Stored data:
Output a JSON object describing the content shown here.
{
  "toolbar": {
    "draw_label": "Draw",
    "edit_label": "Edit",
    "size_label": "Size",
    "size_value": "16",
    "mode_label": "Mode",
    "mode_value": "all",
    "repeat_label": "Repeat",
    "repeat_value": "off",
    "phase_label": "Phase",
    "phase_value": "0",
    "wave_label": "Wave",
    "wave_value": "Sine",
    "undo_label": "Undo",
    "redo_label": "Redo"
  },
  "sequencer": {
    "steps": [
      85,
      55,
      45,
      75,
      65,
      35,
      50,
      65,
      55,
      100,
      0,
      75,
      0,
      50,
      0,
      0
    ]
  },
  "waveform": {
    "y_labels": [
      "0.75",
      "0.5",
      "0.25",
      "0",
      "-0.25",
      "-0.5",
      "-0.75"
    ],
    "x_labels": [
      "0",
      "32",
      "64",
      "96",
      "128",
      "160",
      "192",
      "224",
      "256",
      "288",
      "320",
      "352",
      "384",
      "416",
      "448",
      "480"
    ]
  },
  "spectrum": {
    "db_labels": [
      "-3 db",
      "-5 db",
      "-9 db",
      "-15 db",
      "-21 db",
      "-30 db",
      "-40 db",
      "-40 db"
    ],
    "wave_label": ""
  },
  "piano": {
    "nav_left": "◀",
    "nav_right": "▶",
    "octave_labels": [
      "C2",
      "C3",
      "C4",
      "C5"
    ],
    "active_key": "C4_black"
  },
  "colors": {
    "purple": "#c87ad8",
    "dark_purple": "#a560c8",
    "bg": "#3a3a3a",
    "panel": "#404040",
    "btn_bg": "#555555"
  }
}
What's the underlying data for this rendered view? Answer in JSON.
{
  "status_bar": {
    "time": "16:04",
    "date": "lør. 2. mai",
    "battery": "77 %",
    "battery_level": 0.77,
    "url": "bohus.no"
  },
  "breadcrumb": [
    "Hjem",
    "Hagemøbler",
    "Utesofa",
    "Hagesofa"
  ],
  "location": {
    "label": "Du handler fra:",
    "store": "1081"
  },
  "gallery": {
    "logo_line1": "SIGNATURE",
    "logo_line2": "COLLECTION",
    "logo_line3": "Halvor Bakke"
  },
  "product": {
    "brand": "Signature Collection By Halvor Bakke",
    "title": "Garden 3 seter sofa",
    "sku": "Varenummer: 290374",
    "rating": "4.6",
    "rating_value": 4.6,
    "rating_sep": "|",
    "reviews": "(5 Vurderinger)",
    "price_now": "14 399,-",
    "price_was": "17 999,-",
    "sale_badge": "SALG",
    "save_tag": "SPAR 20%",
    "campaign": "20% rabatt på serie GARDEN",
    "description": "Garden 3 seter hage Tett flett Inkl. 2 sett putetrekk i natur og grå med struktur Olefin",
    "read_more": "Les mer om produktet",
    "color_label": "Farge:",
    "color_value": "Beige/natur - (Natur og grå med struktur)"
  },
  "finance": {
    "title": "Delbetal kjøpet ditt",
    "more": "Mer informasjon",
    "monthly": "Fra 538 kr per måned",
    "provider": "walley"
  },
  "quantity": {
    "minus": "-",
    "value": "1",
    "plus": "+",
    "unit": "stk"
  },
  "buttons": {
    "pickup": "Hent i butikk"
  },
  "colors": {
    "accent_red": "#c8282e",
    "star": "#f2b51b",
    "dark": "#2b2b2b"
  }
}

Written instruction: The lines above should be duplicated exactly.

Result of this exercise:
Output a JSON object describing the content shown here.
{
  "toolbar": {
    "draw_label": "Draw",
    "edit_label": "Edit",
    "size_label": "Size",
    "size_value": "16",
    "mode_label": "Mode",
    "mode_value": "all",
    "repeat_label": "Repeat",
    "repeat_value": "off",
    "phase_label": "Phase",
    "phase_value": "0",
    "wave_label": "Wave",
    "wave_value": "Sine",
    "undo_label": "Undo",
    "redo_label": "Redo"
  },
  "sequencer": {
    "steps": [
      85,
      55,
      45,
      75,
      65,
      35,
      50,
      65,
      55,
      100,
      0,
      75,
      0,
      50,
      0,
      0
    ]
  },
  "waveform": {
    "y_labels": [
      "0.75",
      "0.5",
      "0.25",
      "0",
      "-0.25",
      "-0.5",
      "-0.75"
    ],
    "x_labels": [
      "0",
      "32",
      "64",
      "96",
      "128",
      "160",
      "192",
      "224",
      "256",
      "288",
      "320",
      "352",
      "384",
      "416",
      "448",
      "480"
    ]
  },
  "spectrum": {
    "db_labels": [
      "-3 db",
      "-5 db",
      "-9 db",
      "-15 db",
      "-21 db",
      "-30 db",
      "-40 db",
      "-40 db"
    ],
    "wave_label": ""
  },
  "piano": {
    "nav_left": "◀",
    "nav_right": "▶",
    "octave_labels": [
      "C2",
      "C3",
      "C4",
      "C5"
    ],
    "active_key": "C4_black"
  },
  "colors": {
    "purple": "#c87ad8",
    "dark_purple": "#a560c8",
    "bg": "#3a3a3a",
    "panel": "#404040",
    "btn_bg": "#555555"
  }
}
What's the underlying data for this rendered view? Answer in JSON.
{
  "status_bar": {
    "time": "16:04",
    "date": "lør. 2. mai",
    "battery": "77 %",
    "battery_level": 0.77,
    "url": "bohus.no"
  },
  "breadcrumb": [
    "Hjem",
    "Hagemøbler",
    "Utesofa",
    "Hagesofa"
  ],
  "location": {
    "label": "Du handler fra:",
    "store": "1081"
  },
  "gallery": {
    "logo_line1": "SIGNATURE",
    "logo_line2": "COLLECTION",
    "logo_line3": "Halvor Bakke"
  },
  "product": {
    "brand": "Signature Collection By Halvor Bakke",
    "title": "Garden 3 seter sofa",
    "sku": "Varenummer: 290374",
    "rating": "4.6",
    "rating_value": 4.6,
    "rating_sep": "|",
    "reviews": "(5 Vurderinger)",
    "price_now": "14 399,-",
    "price_was": "17 999,-",
    "sale_badge": "SALG",
    "save_tag": "SPAR 20%",
    "campaign": "20% rabatt på serie GARDEN",
    "description": "Garden 3 seter hage Tett flett Inkl. 2 sett putetrekk i natur og grå med struktur Olefin",
    "read_more": "Les mer om produktet",
    "color_label": "Farge:",
    "color_value": "Beige/natur - (Natur og grå med struktur)"
  },
  "finance": {
    "title": "Delbetal kjøpet ditt",
    "more": "Mer informasjon",
    "monthly": "Fra 538 kr per måned",
    "provider": "walley"
  },
  "quantity": {
    "minus": "-",
    "value": "1",
    "plus": "+",
    "unit": "stk"
  },
  "buttons": {
    "pickup": "Hent i butikk"
  },
  "colors": {
    "accent_red": "#c8282e",
    "star": "#f2b51b",
    "dark": "#2b2b2b"
  }
}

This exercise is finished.